- _AIM OF THE TASK_:
Transcribe the data that follows precisely, omitting nothing.

- _EXERCISE MATERIAL_:
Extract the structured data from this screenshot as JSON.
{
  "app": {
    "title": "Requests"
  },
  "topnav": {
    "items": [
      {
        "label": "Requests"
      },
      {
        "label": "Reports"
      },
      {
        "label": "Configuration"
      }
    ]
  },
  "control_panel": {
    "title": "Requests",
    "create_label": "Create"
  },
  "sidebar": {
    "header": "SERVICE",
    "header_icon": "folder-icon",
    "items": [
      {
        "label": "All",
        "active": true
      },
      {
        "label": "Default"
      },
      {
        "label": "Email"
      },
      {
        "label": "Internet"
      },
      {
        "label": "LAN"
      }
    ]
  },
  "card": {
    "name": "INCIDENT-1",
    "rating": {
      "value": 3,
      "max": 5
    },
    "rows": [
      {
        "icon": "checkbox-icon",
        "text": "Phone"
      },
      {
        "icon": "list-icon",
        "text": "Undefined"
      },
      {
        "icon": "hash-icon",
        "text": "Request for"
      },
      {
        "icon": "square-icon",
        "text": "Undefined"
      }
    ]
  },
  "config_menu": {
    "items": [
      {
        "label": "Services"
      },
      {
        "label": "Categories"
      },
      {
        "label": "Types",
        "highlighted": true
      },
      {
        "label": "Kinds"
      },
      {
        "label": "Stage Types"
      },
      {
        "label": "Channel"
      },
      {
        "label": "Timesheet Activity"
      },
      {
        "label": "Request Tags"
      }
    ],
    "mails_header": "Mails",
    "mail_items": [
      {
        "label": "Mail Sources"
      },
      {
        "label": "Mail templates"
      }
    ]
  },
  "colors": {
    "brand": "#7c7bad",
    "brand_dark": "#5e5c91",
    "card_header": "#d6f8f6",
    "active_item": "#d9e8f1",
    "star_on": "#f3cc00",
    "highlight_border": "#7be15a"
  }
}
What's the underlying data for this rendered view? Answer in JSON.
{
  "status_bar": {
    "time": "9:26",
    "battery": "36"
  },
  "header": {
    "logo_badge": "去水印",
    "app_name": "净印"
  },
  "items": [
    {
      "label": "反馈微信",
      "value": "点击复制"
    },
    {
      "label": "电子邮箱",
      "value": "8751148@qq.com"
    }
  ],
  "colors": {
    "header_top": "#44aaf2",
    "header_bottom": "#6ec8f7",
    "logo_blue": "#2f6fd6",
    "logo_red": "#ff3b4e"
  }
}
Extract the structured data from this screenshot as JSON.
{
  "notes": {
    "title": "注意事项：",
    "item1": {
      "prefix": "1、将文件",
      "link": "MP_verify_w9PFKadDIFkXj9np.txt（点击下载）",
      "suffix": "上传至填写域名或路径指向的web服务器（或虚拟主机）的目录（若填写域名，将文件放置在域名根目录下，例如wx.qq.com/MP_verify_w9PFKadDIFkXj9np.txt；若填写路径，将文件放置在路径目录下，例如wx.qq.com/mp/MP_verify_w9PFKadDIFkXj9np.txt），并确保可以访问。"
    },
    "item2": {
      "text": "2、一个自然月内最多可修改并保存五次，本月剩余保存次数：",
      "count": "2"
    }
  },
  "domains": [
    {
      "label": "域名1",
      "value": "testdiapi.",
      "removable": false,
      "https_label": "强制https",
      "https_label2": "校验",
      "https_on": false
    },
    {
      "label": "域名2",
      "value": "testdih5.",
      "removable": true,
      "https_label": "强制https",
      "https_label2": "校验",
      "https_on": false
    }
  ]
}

- _SOLUTION FOR THIS PROBLEM_:
Extract the structured data from this screenshot as JSON.
{
  "app": {
    "title": "Requests"
  },
  "topnav": {
    "items": [
      {
        "label": "Requests"
      },
      {
        "label": "Reports"
      },
      {
        "label": "Configuration"
      }
    ]
  },
  "control_panel": {
    "title": "Requests",
    "create_label": "Create"
  },
  "sidebar": {
    "header": "SERVICE",
    "header_icon": "folder-icon",
    "items": [
      {
        "label": "All",
        "active": true
      },
      {
        "label": "Default"
      },
      {
        "label": "Email"
      },
      {
        "label": "Internet"
      },
      {
        "label": "LAN"
      }
    ]
  },
  "card": {
    "name": "INCIDENT-1",
    "rating": {
      "value": 3,
      "max": 5
    },
    "rows": [
      {
        "icon": "checkbox-icon",
        "text": "Phone"
      },
      {
        "icon": "list-icon",
        "text": "Undefined"
      },
      {
        "icon": "hash-icon",
        "text": "Request for"
      },
      {
        "icon": "square-icon",
        "text": "Undefined"
      }
    ]
  },
  "config_menu": {
    "items": [
      {
        "label": "Services"
      },
      {
        "label": "Categories"
      },
      {
        "label": "Types",
        "highlighted": true
      },
      {
        "label": "Kinds"
      },
      {
        "label": "Stage Types"
      },
      {
        "label": "Channel"
      },
      {
        "label": "Timesheet Activity"
      },
      {
        "label": "Request Tags"
      }
    ],
    "mails_header": "Mails",
    "mail_items": [
      {
        "label": "Mail Sources"
      },
      {
        "label": "Mail templates"
      }
    ]
  },
  "colors": {
    "brand": "#7c7bad",
    "brand_dark": "#5e5c91",
    "card_header": "#d6f8f6",
    "active_item": "#d9e8f1",
    "star_on": "#f3cc00",
    "highlight_border": "#7be15a"
  }
}
What's the underlying data for this rendered view? Answer in JSON.
{
  "status_bar": {
    "time": "9:26",
    "battery": "36"
  },
  "header": {
    "logo_badge": "去水印",
    "app_name": "净印"
  },
  "items": [
    {
      "label": "反馈微信",
      "value": "点击复制"
    },
    {
      "label": "电子邮箱",
      "value": "8751148@qq.com"
    }
  ],
  "colors": {
    "header_top": "#44aaf2",
    "header_bottom": "#6ec8f7",
    "logo_blue": "#2f6fd6",
    "logo_red": "#ff3b4e"
  }
}
Extract the structured data from this screenshot as JSON.
{
  "notes": {
    "title": "注意事项：",
    "item1": {
      "prefix": "1、将文件",
      "link": "MP_verify_w9PFKadDIFkXj9np.txt（点击下载）",
      "suffix": "上传至填写域名或路径指向的web服务器（或虚拟主机）的目录（若填写域名，将文件放置在域名根目录下，例如wx.qq.com/MP_verify_w9PFKadDIFkXj9np.txt；若填写路径，将文件放置在路径目录下，例如wx.qq.com/mp/MP_verify_w9PFKadDIFkXj9np.txt），并确保可以访问。"
    },
    "item2": {
      "text": "2、一个自然月内最多可修改并保存五次，本月剩余保存次数：",
      "count": "2"
    }
  },
  "domains": [
    {
      "label": "域名1",
      "value": "testdiapi.",
      "removable": false,
      "https_label": "强制https",
      "https_label2": "校验",
      "https_on": false
    },
    {
      "label": "域名2",
      "value": "testdih5.",
      "removable": true,
      "https_label": "强制https",
      "https_label2": "校验",
      "https_on": false
    }
  ]
}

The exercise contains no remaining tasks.